## Saved data entries:
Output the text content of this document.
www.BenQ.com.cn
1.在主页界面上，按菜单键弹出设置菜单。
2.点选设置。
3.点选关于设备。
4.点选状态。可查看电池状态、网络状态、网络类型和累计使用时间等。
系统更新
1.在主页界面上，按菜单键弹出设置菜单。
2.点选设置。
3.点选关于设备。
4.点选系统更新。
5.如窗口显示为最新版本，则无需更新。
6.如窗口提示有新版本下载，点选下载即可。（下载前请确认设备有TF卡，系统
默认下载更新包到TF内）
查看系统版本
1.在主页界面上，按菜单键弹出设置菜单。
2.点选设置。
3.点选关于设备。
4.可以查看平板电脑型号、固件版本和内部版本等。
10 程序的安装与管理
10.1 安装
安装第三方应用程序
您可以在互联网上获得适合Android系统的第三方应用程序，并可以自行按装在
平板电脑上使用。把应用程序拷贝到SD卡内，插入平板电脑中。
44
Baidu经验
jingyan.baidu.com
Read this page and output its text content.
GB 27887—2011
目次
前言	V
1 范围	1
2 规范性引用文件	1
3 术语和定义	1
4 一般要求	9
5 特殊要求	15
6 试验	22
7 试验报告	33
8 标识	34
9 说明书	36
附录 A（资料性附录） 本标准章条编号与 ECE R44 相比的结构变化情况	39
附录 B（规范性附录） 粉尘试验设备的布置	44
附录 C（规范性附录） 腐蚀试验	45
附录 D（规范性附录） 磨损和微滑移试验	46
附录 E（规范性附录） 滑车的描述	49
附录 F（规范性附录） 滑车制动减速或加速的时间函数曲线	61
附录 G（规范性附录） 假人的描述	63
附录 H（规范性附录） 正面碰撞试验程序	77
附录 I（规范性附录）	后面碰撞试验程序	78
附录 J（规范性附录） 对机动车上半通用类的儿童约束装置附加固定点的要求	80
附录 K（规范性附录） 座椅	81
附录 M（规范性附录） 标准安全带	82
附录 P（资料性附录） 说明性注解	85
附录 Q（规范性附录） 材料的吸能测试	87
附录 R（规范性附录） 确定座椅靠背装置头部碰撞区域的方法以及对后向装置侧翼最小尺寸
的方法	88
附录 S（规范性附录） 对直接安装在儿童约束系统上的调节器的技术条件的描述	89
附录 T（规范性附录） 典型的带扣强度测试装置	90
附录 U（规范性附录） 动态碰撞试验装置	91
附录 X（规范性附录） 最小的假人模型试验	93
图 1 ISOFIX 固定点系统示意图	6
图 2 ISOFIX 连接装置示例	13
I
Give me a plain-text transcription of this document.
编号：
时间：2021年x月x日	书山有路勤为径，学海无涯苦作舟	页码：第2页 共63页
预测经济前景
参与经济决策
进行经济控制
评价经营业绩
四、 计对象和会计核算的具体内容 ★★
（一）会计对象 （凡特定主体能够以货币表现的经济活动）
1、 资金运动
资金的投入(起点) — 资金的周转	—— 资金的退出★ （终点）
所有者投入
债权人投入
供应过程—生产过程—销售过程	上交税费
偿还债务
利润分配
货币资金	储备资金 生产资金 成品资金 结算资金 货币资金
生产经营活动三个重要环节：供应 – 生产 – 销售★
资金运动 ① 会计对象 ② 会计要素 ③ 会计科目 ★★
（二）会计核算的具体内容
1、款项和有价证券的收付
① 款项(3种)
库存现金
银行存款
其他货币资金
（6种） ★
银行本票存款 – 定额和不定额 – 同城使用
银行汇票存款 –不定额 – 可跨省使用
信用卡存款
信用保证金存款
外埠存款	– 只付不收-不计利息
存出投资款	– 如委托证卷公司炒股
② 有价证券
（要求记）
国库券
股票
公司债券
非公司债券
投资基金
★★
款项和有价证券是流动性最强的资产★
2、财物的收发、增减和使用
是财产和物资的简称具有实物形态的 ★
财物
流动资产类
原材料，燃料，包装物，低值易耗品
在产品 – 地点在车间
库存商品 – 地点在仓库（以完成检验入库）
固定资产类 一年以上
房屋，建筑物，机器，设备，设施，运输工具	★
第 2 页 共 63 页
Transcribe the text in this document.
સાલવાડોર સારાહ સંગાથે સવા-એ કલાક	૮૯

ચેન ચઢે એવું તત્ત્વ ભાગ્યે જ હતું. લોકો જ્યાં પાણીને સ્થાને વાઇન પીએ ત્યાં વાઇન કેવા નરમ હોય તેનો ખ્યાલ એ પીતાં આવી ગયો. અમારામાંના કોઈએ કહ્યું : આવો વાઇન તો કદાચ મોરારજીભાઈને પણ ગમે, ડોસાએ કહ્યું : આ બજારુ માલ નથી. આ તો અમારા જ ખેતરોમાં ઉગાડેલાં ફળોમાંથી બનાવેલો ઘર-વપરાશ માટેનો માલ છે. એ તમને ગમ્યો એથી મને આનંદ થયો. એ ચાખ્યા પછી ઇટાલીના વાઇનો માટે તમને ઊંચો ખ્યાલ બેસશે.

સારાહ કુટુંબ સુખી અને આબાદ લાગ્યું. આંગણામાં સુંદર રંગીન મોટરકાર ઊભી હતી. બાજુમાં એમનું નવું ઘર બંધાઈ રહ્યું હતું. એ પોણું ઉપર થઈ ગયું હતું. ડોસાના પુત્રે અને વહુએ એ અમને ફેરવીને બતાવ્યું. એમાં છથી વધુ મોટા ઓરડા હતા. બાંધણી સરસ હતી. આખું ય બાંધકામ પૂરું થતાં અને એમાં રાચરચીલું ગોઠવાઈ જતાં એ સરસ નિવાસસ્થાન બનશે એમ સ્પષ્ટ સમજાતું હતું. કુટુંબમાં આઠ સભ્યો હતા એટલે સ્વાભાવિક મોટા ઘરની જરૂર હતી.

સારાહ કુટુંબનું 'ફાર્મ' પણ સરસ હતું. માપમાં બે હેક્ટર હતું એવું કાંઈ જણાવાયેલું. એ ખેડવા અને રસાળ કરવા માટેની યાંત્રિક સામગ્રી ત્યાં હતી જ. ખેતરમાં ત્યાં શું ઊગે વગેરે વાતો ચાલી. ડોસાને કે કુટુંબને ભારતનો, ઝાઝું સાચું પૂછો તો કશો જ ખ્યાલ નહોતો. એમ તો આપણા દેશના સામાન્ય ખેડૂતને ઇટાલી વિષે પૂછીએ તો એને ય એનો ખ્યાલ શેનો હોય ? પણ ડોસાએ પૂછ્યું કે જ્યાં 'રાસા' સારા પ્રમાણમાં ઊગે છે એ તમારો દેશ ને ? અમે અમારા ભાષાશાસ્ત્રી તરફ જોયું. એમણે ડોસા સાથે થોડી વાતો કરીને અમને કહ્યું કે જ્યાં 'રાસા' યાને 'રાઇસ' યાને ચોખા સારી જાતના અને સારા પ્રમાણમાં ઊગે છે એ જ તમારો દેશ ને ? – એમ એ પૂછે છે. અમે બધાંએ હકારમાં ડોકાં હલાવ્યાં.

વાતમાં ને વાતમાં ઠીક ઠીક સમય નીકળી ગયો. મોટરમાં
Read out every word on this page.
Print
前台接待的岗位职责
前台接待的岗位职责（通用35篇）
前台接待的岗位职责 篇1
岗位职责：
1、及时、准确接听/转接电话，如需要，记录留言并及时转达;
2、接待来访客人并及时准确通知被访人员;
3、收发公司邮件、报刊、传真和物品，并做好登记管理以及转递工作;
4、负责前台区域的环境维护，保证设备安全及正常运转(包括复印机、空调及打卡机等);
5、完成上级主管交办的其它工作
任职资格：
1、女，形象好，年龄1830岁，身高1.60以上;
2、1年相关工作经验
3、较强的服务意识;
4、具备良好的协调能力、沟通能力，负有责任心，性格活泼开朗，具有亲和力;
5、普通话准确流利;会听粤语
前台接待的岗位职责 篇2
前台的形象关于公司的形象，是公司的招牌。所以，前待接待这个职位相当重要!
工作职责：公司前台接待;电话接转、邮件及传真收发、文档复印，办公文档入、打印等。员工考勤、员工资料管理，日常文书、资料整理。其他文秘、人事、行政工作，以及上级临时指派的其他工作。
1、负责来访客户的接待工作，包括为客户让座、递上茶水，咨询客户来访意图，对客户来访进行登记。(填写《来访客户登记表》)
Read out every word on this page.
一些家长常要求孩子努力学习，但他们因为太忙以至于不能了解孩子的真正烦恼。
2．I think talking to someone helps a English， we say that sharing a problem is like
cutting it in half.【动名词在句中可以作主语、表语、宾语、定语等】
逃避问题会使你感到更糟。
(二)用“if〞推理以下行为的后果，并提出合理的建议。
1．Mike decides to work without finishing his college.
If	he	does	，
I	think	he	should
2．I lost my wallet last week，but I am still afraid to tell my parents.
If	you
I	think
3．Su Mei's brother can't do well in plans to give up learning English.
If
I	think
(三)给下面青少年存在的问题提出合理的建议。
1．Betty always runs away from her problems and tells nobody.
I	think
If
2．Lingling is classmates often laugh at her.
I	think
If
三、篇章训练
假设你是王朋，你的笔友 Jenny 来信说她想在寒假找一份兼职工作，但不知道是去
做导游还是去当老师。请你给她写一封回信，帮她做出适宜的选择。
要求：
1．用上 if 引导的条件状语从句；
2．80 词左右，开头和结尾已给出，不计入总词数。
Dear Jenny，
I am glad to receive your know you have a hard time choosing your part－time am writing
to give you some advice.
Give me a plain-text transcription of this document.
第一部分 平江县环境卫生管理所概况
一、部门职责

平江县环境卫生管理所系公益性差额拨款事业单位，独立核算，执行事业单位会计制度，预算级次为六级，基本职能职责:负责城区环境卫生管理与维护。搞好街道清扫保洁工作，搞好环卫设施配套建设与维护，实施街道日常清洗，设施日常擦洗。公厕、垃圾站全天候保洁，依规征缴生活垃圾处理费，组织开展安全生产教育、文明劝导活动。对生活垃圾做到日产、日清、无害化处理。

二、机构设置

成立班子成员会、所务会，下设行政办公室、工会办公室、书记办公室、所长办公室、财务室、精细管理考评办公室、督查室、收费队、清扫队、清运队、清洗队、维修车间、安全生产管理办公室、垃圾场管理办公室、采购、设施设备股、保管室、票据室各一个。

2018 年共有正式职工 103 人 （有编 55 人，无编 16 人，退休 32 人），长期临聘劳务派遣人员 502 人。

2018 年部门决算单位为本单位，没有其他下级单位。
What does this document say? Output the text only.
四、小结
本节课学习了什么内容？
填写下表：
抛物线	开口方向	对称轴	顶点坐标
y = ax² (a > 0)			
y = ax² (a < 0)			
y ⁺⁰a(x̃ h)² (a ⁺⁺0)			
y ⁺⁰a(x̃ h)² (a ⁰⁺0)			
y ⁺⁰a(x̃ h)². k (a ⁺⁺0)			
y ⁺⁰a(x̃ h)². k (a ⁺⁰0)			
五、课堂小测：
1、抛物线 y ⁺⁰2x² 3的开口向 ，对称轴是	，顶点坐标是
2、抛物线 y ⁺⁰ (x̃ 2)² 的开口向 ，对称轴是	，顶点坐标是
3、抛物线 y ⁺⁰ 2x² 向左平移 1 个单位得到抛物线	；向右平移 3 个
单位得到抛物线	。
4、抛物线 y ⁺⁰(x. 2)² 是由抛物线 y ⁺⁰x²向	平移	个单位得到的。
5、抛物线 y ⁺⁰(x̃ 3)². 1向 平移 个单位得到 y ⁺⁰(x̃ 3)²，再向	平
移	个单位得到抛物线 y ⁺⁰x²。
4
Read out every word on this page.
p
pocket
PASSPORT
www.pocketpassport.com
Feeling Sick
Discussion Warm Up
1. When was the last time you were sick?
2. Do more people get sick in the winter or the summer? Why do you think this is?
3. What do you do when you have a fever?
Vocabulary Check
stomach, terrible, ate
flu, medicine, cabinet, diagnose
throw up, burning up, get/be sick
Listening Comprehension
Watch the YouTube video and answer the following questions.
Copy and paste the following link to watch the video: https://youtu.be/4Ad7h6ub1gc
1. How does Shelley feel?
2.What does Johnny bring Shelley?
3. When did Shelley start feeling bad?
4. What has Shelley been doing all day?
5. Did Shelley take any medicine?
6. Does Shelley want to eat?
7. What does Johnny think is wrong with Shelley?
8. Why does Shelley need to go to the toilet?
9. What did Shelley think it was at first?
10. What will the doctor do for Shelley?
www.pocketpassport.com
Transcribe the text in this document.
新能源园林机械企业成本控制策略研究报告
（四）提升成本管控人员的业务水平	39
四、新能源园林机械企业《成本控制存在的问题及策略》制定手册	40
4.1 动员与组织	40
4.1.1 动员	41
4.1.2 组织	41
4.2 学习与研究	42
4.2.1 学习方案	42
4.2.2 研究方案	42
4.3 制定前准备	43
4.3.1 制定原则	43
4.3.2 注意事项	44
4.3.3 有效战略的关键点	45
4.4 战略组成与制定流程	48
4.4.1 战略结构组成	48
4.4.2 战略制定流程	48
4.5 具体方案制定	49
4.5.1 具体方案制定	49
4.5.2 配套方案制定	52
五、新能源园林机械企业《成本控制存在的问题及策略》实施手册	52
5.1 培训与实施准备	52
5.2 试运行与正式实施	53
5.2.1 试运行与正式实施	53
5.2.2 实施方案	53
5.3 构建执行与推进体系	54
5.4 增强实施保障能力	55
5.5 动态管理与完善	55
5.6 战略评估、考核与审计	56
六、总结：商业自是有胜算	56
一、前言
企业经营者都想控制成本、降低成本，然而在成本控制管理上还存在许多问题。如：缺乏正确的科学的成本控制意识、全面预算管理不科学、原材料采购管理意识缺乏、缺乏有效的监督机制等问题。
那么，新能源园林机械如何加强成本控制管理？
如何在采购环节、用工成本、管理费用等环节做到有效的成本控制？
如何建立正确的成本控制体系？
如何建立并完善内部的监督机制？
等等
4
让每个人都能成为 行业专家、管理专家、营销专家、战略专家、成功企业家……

## Written task:
Copy every line that includes the string "资料性附录" from the material above.

## Solution to this task:
附录 A（资料性附录） 本标准章条编号与 ECE R44 相比的结构变化情况	39
附录 P（资料性附录） 说明性注解	85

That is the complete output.